(Entries taken from a collection)
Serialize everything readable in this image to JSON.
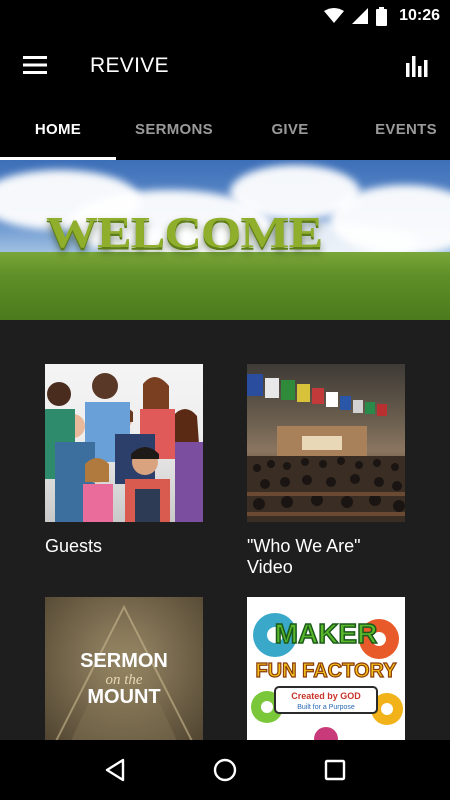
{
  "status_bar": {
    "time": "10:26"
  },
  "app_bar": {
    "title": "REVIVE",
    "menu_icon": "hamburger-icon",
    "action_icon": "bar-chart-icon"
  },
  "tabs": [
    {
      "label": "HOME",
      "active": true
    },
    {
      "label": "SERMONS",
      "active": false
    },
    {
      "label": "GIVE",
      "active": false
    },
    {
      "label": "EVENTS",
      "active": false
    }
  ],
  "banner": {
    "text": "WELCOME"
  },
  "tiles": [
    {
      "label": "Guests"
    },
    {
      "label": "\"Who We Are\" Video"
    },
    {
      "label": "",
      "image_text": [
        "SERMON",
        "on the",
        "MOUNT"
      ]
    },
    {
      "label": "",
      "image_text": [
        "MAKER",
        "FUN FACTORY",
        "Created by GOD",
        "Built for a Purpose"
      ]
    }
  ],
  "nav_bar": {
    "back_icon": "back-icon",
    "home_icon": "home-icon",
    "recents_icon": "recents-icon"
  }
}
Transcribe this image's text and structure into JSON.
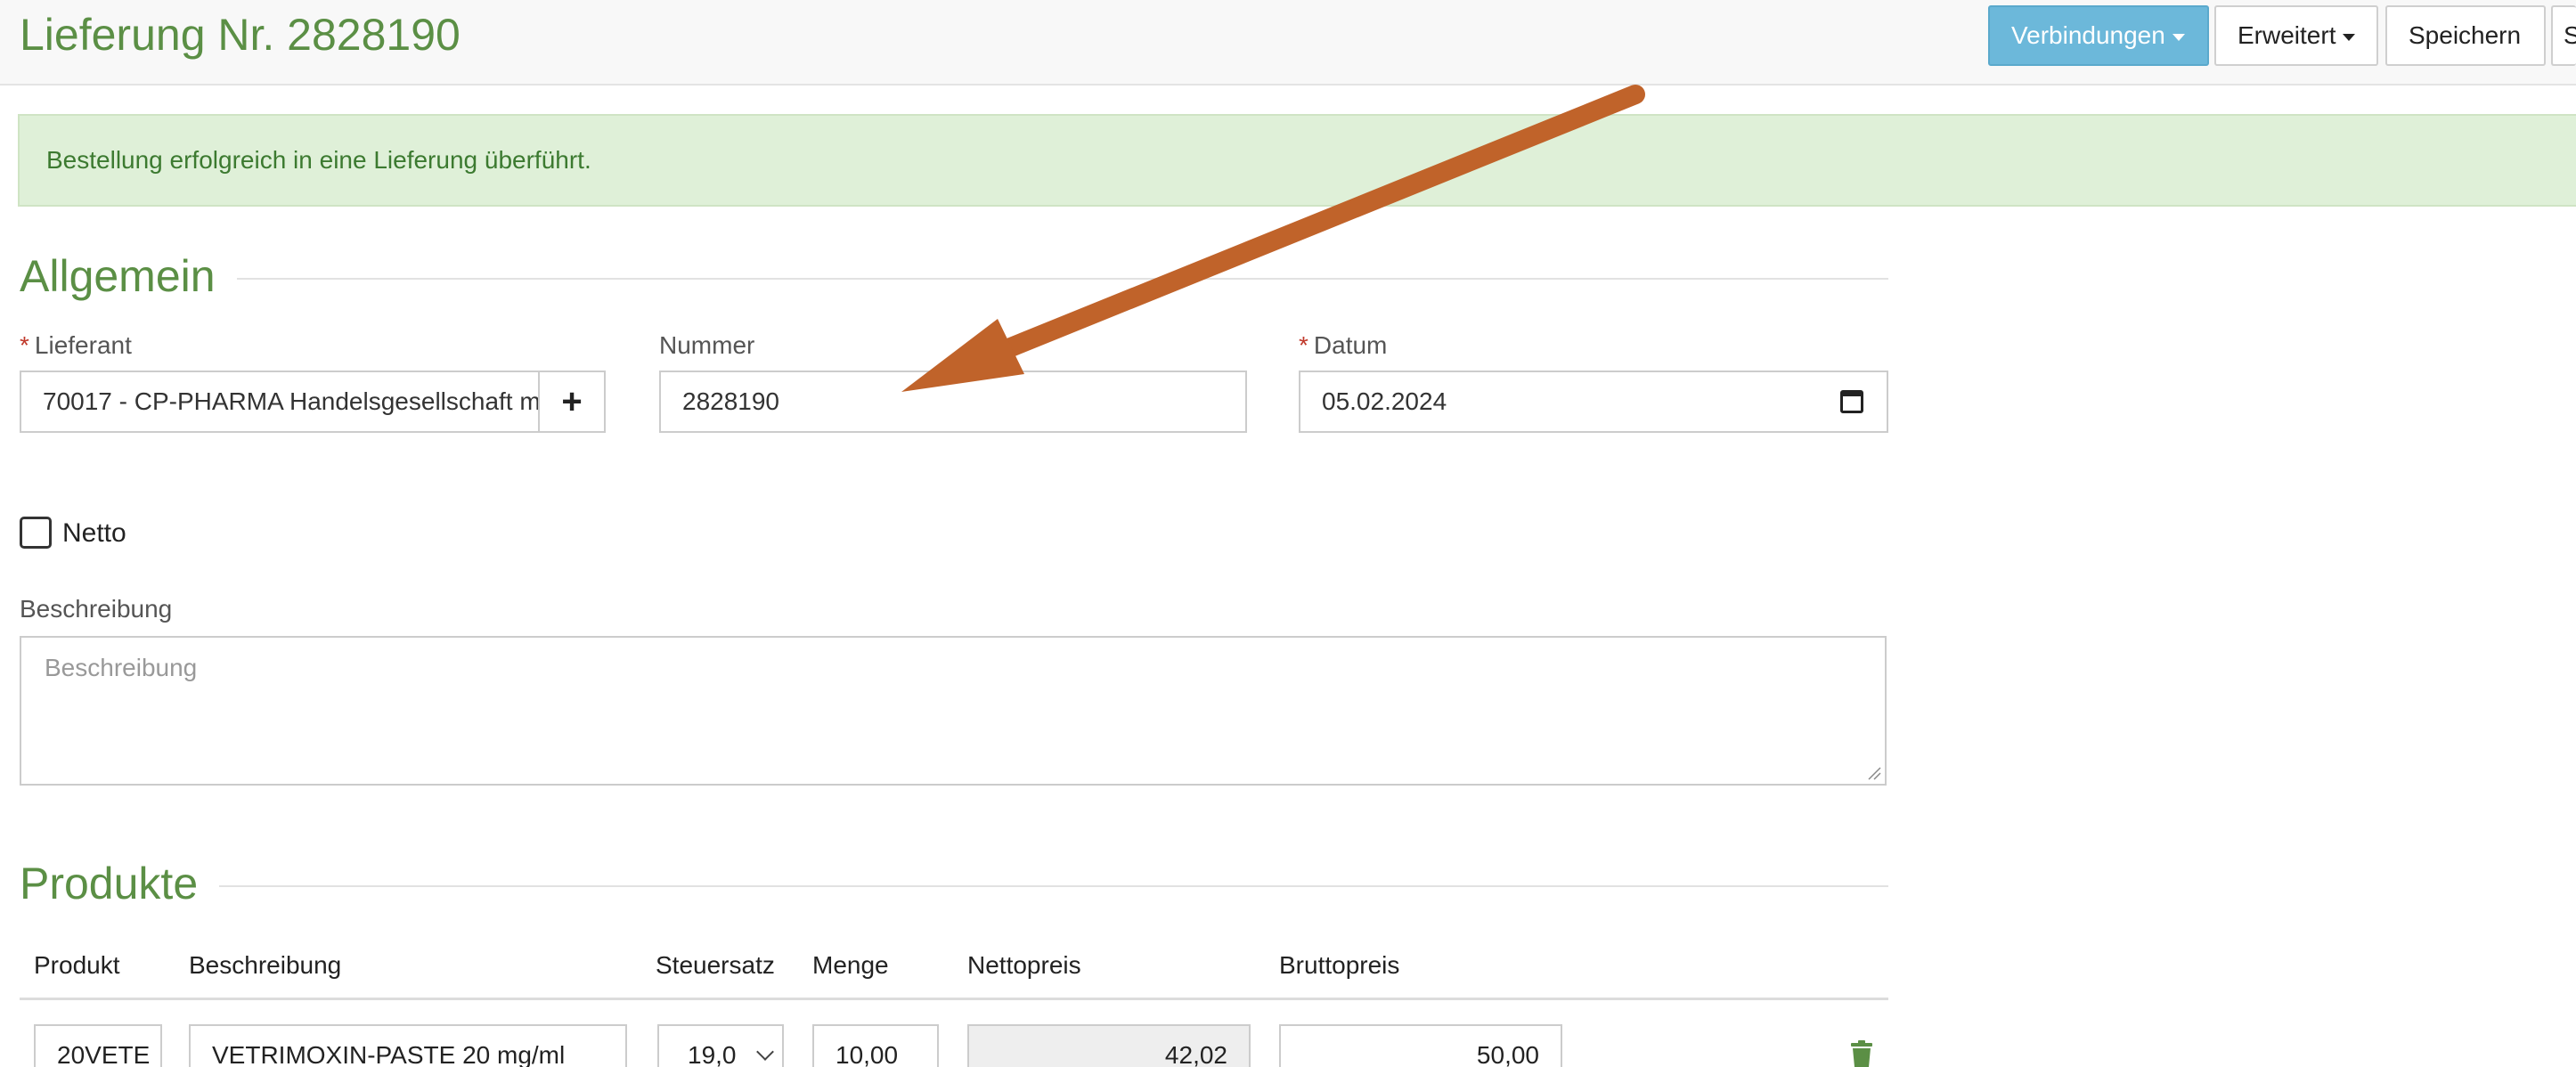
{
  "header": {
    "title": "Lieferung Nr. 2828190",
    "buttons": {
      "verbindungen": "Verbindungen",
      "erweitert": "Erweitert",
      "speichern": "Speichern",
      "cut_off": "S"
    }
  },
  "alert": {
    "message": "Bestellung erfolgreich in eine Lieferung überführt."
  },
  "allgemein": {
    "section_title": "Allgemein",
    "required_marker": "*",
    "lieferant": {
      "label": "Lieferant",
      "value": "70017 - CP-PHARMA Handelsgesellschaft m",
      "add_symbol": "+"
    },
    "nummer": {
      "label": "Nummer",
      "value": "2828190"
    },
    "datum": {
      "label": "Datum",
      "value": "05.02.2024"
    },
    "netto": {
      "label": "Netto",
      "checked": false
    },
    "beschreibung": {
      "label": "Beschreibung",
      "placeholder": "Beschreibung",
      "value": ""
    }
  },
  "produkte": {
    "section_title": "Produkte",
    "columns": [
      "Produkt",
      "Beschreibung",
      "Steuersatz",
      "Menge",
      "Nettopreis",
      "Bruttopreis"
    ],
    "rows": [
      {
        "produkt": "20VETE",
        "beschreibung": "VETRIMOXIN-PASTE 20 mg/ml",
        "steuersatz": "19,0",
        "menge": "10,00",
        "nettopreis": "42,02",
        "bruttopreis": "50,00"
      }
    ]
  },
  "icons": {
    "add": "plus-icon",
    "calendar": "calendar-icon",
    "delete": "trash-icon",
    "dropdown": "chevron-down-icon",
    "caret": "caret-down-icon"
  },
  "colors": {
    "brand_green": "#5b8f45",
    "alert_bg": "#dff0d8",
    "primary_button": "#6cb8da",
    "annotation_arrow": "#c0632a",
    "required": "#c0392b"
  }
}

...

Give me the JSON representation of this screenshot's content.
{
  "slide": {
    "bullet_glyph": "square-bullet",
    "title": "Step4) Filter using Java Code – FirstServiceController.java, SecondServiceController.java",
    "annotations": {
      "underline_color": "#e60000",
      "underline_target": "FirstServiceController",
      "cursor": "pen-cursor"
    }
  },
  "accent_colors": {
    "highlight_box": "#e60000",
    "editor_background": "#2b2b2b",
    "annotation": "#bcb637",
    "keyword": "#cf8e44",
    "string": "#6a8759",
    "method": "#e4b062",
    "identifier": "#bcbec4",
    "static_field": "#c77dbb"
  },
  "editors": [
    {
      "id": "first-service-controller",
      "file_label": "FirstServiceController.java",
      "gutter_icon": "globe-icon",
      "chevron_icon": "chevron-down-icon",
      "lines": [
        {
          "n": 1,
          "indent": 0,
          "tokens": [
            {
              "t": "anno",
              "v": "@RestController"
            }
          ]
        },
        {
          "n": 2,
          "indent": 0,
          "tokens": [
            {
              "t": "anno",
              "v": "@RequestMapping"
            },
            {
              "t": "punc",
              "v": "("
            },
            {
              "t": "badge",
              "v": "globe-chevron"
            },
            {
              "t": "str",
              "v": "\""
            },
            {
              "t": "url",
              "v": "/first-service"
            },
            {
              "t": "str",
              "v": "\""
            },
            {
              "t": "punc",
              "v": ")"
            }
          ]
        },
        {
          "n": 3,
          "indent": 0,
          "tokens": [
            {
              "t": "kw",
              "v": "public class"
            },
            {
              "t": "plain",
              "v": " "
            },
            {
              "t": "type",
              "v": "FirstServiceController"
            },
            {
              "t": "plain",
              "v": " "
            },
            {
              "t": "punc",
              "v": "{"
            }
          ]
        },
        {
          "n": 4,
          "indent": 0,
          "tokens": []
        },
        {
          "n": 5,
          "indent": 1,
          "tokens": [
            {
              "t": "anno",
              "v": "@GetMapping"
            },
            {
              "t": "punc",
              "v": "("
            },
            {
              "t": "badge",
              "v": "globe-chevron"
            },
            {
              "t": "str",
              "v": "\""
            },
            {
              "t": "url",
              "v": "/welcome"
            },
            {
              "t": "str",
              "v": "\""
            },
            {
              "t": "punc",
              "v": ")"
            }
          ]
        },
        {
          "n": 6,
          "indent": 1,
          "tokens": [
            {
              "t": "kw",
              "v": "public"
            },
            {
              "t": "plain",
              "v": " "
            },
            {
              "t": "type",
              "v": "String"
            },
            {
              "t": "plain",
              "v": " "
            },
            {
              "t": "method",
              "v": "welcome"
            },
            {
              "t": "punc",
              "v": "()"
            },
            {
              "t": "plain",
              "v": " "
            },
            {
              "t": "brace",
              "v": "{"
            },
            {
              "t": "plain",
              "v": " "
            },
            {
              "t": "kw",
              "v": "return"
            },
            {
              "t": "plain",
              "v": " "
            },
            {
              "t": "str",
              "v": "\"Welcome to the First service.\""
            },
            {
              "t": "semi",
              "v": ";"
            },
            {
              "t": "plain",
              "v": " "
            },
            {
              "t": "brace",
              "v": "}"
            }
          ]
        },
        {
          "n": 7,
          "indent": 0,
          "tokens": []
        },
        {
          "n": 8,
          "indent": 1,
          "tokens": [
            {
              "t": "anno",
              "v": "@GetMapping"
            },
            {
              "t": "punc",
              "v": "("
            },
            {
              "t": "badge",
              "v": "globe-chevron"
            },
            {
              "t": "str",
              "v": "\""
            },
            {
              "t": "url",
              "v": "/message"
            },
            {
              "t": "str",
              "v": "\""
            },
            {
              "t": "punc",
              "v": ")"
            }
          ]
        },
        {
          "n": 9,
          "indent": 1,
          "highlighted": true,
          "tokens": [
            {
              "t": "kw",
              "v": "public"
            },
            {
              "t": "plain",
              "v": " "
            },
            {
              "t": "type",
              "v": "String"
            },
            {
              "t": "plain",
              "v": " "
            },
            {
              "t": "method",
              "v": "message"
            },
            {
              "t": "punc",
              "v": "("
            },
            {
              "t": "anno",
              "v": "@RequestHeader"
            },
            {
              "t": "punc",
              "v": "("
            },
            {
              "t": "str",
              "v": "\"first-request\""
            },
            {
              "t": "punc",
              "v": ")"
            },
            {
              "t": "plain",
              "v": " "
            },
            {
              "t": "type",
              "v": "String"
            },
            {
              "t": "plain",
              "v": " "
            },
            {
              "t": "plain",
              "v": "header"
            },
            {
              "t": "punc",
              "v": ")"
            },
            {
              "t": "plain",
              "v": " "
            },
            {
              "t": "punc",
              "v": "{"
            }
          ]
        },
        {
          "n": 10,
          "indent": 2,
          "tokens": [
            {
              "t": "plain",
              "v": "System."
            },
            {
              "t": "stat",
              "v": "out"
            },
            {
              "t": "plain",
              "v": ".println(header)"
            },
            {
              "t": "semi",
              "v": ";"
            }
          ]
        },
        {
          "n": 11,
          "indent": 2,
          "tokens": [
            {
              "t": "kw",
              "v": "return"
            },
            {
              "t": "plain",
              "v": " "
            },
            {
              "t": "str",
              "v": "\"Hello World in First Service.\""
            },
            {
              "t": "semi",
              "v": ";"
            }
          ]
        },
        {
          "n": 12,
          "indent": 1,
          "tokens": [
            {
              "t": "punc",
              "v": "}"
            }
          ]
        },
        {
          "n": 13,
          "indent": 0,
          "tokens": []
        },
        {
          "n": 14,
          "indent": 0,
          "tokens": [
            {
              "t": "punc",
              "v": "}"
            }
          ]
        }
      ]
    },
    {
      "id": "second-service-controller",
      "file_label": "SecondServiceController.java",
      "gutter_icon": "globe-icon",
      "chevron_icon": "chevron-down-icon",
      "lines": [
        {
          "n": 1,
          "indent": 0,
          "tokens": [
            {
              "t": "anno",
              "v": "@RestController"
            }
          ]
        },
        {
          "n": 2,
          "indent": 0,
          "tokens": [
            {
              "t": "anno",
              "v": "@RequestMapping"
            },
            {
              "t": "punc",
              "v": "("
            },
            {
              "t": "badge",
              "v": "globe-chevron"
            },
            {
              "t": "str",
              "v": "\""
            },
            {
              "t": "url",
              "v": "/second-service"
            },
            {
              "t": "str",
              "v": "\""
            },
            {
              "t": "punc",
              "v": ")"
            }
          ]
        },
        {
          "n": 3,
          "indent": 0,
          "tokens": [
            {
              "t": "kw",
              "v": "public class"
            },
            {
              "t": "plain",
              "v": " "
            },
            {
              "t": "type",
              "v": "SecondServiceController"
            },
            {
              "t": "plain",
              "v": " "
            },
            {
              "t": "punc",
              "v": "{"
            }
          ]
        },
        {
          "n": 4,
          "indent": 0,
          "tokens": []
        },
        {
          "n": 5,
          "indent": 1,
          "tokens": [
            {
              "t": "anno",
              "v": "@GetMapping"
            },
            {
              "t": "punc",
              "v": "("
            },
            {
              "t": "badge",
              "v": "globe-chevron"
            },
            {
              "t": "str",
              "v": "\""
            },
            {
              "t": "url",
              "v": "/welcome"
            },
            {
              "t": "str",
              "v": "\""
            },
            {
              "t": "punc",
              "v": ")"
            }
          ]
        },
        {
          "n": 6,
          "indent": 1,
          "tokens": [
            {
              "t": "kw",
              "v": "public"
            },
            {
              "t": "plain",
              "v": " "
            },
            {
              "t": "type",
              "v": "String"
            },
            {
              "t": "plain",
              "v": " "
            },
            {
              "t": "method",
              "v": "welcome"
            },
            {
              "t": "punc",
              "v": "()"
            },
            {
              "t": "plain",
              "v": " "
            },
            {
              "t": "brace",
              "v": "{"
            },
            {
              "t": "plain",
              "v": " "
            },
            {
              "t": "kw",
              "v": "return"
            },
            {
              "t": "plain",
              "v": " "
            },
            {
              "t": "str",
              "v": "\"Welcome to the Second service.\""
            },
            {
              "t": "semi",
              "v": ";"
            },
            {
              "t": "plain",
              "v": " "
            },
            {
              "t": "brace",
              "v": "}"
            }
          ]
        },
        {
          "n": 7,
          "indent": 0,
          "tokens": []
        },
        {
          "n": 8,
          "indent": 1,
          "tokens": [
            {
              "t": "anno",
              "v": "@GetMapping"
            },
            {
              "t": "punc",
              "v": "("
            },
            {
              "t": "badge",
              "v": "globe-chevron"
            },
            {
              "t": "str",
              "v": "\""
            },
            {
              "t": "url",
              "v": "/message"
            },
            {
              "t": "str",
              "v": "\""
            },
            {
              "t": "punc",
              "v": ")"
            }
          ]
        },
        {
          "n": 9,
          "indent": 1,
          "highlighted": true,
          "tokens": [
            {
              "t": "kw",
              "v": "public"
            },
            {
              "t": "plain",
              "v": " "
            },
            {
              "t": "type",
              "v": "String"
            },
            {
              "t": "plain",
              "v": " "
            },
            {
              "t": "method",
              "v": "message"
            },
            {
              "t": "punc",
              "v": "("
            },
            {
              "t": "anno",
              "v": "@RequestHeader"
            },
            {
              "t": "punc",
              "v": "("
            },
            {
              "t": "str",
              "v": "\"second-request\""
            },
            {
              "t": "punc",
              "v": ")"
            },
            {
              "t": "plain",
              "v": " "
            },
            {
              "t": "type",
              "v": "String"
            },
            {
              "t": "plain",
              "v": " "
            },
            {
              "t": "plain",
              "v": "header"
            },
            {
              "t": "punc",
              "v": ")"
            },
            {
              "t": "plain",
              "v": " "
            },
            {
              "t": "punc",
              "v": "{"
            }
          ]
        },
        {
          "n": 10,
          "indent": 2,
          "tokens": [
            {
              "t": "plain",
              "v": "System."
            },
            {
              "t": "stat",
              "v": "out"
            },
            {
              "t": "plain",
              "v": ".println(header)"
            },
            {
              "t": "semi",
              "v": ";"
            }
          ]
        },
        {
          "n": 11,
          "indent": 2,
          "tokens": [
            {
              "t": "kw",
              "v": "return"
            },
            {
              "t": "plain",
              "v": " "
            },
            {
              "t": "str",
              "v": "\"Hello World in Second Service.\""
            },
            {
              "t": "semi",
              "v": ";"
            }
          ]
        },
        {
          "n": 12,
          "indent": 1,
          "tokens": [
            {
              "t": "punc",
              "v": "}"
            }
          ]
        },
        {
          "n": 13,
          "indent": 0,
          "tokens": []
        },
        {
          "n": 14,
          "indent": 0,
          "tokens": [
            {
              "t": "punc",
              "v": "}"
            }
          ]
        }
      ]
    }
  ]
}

* _What to produce_
Give the number of lines where the string "Lieferung" occurs, without any further text.

* _Result_
2